- _Directive_
Go through the entries below and retype them exactly, omitting each picture.

Records that describe figures:
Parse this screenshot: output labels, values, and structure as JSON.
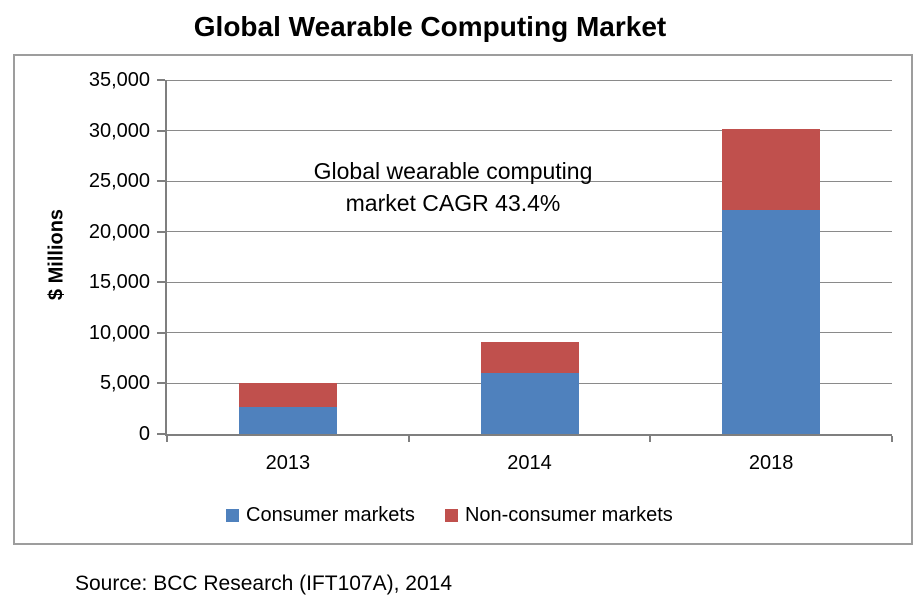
{
  "title": "Global Wearable Computing Market",
  "source": "Source: BCC Research (IFT107A), 2014",
  "chart_data": {
    "type": "bar",
    "stacked": true,
    "title": "Global Wearable Computing Market",
    "categories": [
      "2013",
      "2014",
      "2018"
    ],
    "series": [
      {
        "name": "Consumer markets",
        "color": "#4F81BD",
        "values": [
          2700,
          6000,
          22100
        ]
      },
      {
        "name": "Non-consumer markets",
        "color": "#C0504D",
        "values": [
          2300,
          3100,
          8100
        ]
      }
    ],
    "xlabel": "",
    "ylabel": "$ Millions",
    "ylim": [
      0,
      35000
    ],
    "ytick_step": 5000,
    "ytick_labels": [
      "0",
      "5,000",
      "10,000",
      "15,000",
      "20,000",
      "25,000",
      "30,000",
      "35,000"
    ],
    "grid": true,
    "legend_position": "bottom",
    "annotation": "Global wearable computing market CAGR 43.4%",
    "annotation_lines": [
      "Global wearable computing",
      "market CAGR 43.4%"
    ]
  }
}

- _Expected answer_
Parse this screenshot: output labels, values, and structure as JSON.
{
  "title": "Global Wearable Computing Market",
  "source": "Source: BCC Research (IFT107A), 2014",
  "chart_data": {
    "type": "bar",
    "stacked": true,
    "title": "Global Wearable Computing Market",
    "categories": [
      "2013",
      "2014",
      "2018"
    ],
    "series": [
      {
        "name": "Consumer markets",
        "color": "#4F81BD",
        "values": [
          2700,
          6000,
          22100
        ]
      },
      {
        "name": "Non-consumer markets",
        "color": "#C0504D",
        "values": [
          2300,
          3100,
          8100
        ]
      }
    ],
    "xlabel": "",
    "ylabel": "$ Millions",
    "ylim": [
      0,
      35000
    ],
    "ytick_step": 5000,
    "ytick_labels": [
      "0",
      "5,000",
      "10,000",
      "15,000",
      "20,000",
      "25,000",
      "30,000",
      "35,000"
    ],
    "grid": true,
    "legend_position": "bottom",
    "annotation": "Global wearable computing market CAGR 43.4%",
    "annotation_lines": [
      "Global wearable computing",
      "market CAGR 43.4%"
    ]
  }
}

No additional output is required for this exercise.